## Supplied data
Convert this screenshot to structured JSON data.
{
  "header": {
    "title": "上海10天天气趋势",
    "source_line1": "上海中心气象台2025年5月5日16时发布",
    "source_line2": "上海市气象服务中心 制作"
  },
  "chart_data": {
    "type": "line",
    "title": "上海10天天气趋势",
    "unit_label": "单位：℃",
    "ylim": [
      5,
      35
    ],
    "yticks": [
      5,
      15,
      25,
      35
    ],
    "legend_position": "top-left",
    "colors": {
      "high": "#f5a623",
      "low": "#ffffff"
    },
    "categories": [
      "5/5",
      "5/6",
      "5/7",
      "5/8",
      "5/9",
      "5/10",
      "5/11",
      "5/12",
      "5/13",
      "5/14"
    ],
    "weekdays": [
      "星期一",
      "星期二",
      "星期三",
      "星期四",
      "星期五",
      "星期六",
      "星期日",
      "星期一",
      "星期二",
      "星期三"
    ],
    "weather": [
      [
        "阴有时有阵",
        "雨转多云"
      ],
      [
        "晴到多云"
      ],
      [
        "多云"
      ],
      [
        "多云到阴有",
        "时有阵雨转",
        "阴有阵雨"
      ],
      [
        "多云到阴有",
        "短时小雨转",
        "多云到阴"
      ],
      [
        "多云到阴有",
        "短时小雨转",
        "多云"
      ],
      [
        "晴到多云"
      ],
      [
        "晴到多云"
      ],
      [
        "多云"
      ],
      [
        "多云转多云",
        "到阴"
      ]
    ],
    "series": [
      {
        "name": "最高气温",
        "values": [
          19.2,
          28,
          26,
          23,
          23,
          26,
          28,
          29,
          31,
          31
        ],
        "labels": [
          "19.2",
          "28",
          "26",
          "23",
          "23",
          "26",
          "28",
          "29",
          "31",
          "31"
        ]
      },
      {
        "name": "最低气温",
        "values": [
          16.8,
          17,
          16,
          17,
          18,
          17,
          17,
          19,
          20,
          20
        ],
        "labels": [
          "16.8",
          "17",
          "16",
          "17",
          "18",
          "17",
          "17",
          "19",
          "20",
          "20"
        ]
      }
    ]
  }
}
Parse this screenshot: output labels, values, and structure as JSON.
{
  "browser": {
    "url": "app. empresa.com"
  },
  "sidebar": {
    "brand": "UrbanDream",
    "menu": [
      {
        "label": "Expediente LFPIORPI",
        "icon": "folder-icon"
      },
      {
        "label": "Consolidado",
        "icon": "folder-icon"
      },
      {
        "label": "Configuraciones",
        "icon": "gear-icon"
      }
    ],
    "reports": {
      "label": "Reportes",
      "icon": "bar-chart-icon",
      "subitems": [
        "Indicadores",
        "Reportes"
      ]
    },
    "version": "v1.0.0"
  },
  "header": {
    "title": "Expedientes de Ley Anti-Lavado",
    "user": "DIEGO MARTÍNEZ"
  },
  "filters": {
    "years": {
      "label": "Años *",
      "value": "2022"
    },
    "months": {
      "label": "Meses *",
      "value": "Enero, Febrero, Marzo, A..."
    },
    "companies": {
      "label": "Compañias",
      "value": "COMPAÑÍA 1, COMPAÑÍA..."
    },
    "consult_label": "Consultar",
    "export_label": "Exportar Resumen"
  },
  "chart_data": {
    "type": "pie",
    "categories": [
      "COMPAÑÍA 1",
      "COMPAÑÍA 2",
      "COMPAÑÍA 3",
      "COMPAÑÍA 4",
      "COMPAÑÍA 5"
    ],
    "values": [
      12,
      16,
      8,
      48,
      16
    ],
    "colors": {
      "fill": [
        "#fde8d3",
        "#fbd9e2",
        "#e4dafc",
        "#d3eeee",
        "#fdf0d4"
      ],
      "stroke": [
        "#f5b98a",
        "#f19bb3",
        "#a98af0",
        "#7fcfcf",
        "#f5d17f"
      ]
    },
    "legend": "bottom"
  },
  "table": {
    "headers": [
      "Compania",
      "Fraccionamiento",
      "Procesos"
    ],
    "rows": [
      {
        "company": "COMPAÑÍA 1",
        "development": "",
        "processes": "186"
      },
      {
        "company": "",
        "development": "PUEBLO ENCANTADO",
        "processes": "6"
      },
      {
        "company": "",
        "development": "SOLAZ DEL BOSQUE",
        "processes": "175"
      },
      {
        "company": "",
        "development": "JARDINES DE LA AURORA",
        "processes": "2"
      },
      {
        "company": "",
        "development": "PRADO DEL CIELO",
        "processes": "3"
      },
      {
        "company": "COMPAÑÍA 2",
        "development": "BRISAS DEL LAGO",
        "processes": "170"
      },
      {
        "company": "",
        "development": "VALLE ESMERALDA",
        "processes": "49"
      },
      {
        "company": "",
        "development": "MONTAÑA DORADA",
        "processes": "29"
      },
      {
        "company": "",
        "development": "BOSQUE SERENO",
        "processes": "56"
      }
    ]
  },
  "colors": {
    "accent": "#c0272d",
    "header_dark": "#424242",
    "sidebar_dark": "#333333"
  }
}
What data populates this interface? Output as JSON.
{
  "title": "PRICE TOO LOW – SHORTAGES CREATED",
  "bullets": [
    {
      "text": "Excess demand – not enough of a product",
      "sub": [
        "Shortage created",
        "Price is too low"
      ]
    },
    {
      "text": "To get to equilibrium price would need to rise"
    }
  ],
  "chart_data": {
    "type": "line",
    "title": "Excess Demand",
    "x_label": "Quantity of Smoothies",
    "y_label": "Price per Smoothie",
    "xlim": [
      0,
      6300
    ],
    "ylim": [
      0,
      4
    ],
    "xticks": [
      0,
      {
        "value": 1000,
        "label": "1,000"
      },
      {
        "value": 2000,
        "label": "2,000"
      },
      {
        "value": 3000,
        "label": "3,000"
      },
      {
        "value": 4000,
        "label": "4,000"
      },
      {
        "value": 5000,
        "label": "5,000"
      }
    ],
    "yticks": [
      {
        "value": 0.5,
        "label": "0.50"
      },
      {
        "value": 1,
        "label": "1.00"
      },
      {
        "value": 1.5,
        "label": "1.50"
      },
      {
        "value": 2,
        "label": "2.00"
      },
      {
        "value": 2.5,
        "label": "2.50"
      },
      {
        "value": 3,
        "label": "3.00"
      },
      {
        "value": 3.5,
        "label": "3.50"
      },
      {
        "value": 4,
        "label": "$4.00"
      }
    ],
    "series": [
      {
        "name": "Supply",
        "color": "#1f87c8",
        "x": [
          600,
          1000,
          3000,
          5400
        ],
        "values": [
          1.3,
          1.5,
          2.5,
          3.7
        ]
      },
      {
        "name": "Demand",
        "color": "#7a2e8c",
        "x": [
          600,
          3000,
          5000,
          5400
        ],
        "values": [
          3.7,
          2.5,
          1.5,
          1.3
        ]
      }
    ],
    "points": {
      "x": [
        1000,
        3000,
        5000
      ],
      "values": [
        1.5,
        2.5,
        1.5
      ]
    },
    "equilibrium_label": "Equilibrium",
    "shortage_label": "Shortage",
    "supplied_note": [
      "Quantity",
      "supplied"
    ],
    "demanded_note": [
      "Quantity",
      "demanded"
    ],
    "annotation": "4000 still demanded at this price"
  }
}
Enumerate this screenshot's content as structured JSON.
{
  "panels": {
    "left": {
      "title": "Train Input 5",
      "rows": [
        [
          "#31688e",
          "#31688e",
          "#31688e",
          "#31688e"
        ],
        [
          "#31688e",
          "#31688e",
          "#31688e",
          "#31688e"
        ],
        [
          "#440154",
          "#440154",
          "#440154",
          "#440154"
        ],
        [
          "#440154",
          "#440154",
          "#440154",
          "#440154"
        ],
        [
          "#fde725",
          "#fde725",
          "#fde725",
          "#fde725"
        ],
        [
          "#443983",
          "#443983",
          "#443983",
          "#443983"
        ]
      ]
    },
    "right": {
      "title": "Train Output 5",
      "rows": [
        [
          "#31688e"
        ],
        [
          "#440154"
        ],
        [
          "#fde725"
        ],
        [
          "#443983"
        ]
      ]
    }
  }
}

## Goal
In the entries above, locate every line with the word "JSON" and copy it.

## Answer in full
Convert this screenshot to structured JSON data.
Parse this screenshot: output labels, values, and structure as JSON.
What data populates this interface? Output as JSON.
Enumerate this screenshot's content as structured JSON.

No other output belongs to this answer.